■ Written problem ■
Work out how many lines of the records contain "пунктах". Answer with the number and nothing else.

■ Materials provided ■
* * * * * * * * *

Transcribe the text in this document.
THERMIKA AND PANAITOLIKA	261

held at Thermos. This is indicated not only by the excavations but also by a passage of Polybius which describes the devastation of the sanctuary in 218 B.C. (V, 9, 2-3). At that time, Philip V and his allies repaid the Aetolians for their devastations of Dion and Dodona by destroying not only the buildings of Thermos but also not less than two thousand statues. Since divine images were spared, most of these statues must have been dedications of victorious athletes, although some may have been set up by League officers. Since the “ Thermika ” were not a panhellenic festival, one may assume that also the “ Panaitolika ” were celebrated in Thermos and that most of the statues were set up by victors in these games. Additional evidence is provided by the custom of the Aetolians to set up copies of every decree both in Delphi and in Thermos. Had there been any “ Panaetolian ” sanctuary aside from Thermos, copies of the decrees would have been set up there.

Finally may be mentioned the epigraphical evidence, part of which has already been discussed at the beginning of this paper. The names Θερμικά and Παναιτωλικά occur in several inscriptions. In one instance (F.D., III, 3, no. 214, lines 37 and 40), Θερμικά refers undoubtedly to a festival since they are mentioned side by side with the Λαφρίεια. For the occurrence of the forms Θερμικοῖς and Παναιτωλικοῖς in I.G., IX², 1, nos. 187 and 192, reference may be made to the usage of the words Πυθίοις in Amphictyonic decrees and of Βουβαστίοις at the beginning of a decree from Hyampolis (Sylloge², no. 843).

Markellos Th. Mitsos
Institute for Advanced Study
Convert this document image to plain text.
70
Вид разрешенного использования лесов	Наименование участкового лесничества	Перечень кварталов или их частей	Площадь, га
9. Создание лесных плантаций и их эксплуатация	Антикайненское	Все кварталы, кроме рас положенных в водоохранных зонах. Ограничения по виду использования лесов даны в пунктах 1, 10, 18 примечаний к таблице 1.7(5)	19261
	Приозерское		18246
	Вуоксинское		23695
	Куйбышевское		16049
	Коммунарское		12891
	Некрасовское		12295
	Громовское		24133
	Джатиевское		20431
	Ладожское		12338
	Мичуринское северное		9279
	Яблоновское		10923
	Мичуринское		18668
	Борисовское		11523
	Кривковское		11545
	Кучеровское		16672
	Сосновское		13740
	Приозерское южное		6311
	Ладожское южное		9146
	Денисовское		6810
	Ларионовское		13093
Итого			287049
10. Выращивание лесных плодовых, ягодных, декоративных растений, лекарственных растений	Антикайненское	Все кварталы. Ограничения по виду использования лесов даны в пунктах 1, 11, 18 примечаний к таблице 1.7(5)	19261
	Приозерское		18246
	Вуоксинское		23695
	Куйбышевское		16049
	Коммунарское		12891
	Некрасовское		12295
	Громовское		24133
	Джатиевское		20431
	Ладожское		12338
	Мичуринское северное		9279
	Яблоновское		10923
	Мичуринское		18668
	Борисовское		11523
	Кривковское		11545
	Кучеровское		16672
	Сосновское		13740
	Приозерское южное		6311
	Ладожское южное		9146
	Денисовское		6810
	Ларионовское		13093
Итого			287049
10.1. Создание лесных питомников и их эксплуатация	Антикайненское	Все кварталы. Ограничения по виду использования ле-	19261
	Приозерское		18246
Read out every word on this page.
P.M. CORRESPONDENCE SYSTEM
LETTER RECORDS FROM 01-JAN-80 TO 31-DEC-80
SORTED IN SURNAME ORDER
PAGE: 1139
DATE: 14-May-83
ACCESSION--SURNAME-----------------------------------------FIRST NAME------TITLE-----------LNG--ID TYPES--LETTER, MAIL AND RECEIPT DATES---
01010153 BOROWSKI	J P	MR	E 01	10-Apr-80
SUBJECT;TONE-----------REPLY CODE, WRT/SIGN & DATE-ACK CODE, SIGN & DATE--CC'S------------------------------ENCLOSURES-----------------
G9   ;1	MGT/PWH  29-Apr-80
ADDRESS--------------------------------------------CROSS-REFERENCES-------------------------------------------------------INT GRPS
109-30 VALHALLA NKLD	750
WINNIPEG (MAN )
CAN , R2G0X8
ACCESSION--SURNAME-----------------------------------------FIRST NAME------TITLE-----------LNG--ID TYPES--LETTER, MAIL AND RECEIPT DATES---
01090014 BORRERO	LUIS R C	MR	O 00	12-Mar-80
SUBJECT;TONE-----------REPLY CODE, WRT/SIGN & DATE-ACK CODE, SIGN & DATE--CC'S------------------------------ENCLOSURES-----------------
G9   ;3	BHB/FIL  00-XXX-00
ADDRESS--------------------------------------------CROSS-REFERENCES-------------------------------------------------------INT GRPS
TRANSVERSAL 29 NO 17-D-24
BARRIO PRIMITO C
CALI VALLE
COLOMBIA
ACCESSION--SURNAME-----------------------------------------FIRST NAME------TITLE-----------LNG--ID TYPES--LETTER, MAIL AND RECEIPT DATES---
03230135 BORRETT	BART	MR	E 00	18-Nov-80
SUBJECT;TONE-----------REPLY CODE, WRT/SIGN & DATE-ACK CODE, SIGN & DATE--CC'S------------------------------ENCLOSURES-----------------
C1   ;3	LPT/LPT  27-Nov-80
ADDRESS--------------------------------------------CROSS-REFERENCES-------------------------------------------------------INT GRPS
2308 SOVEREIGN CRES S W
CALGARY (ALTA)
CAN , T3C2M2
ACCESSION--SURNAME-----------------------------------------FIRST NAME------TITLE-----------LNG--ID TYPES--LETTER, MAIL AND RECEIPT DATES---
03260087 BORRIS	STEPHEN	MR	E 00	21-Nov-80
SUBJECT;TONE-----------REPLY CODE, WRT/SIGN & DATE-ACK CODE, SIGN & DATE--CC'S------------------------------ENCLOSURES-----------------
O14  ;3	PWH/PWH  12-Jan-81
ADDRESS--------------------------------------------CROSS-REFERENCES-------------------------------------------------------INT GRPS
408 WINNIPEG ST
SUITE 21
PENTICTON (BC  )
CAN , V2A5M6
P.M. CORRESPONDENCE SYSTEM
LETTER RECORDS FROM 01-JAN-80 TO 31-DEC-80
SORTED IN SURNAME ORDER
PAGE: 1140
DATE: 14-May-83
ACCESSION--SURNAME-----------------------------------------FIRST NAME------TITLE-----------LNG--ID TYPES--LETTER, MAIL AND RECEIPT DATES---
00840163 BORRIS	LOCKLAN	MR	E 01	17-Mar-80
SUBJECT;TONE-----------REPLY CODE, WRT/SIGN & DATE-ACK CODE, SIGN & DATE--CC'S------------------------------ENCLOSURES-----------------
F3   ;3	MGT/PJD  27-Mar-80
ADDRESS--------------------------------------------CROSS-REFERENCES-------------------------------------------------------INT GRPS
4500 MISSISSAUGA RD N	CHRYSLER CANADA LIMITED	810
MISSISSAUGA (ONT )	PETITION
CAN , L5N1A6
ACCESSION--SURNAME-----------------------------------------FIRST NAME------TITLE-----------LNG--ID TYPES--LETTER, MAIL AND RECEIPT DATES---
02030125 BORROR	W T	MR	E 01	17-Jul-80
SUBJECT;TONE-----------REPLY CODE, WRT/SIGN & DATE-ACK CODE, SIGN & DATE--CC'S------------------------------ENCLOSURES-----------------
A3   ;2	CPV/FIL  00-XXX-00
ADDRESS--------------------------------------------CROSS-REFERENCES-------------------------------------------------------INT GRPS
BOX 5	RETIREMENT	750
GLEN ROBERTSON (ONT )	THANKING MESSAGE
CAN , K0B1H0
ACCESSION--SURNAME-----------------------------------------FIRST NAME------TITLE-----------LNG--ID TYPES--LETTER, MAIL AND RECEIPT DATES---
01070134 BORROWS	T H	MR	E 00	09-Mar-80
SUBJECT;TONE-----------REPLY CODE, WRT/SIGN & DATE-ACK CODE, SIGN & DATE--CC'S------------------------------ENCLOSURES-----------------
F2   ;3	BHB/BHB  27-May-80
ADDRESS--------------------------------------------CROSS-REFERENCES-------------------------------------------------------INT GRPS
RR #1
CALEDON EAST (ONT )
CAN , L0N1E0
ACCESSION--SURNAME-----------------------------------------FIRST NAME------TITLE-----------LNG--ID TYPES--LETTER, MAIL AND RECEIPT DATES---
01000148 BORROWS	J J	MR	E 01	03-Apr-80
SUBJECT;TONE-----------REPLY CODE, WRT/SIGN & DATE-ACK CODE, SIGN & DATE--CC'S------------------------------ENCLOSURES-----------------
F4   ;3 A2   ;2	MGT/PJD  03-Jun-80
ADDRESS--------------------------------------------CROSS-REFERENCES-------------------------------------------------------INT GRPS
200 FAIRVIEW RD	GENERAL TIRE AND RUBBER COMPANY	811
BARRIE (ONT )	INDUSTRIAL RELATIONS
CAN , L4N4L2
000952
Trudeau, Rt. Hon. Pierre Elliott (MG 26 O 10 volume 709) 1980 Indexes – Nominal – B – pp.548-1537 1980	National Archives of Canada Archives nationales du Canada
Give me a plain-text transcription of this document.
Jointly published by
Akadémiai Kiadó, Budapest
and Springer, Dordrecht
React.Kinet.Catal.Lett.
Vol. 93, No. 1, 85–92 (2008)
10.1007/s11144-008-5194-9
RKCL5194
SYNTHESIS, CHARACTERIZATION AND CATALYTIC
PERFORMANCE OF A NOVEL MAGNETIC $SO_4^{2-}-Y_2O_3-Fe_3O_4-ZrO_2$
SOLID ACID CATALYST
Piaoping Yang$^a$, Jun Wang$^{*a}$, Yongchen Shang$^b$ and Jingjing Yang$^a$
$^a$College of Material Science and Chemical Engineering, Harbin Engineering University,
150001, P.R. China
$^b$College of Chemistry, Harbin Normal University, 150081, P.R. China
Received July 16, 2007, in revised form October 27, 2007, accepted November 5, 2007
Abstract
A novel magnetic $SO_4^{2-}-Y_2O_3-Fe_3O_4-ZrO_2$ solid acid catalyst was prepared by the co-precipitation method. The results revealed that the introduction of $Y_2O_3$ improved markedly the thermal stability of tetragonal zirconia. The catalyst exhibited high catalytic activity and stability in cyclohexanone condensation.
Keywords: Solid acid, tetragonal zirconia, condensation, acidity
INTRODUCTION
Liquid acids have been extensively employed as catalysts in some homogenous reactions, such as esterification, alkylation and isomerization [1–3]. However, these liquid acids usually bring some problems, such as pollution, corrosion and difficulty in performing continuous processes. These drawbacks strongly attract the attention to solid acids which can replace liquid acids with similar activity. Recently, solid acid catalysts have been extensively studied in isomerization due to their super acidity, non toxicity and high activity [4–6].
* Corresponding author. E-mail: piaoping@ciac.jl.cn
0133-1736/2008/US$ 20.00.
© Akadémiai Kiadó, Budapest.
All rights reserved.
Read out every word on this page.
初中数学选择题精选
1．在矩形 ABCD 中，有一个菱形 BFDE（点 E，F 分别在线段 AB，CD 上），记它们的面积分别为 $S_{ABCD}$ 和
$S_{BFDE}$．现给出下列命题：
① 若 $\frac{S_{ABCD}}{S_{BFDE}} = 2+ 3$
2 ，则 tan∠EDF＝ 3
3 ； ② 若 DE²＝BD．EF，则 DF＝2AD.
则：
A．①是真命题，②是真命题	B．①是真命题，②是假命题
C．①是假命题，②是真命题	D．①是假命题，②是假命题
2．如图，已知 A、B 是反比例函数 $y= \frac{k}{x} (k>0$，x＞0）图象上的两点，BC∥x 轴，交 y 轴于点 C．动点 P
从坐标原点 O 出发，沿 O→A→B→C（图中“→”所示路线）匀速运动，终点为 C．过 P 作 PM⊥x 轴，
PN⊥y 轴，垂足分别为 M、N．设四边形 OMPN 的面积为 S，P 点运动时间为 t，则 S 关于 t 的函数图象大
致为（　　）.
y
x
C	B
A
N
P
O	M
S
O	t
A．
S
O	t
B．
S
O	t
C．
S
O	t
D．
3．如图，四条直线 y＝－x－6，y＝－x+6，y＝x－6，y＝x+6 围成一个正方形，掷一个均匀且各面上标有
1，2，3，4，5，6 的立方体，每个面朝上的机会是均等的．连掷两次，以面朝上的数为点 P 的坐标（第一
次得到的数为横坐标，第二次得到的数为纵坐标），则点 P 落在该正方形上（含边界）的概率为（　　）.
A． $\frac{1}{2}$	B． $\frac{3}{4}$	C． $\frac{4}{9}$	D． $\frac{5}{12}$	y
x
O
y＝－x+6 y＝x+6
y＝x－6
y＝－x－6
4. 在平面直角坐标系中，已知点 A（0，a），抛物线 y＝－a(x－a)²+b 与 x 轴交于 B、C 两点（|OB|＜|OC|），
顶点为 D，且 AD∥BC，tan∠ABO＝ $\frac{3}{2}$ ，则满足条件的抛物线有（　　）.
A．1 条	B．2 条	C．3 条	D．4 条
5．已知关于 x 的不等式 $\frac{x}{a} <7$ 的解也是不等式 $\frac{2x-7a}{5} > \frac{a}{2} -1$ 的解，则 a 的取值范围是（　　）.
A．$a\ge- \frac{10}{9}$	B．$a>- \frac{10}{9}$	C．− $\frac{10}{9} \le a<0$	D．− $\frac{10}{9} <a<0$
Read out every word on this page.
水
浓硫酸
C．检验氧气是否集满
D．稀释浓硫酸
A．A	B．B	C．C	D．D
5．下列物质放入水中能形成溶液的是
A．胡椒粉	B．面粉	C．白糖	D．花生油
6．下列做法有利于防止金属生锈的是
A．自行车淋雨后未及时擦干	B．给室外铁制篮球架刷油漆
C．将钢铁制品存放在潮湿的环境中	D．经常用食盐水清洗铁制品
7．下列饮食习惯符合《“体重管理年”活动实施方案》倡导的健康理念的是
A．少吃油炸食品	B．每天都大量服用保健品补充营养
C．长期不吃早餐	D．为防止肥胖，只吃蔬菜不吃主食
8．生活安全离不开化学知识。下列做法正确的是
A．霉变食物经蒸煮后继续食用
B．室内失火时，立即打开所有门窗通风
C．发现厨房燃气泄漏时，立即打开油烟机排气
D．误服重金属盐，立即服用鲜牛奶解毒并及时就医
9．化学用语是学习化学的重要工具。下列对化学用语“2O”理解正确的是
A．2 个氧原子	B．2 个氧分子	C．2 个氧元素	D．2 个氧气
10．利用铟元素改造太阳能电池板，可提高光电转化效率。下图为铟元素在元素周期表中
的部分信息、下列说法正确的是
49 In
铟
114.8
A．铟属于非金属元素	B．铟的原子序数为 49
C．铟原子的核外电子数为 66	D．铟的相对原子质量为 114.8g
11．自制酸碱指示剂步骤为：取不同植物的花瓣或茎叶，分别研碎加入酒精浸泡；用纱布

* * * * * * * * *

■ Exercise answer ■
2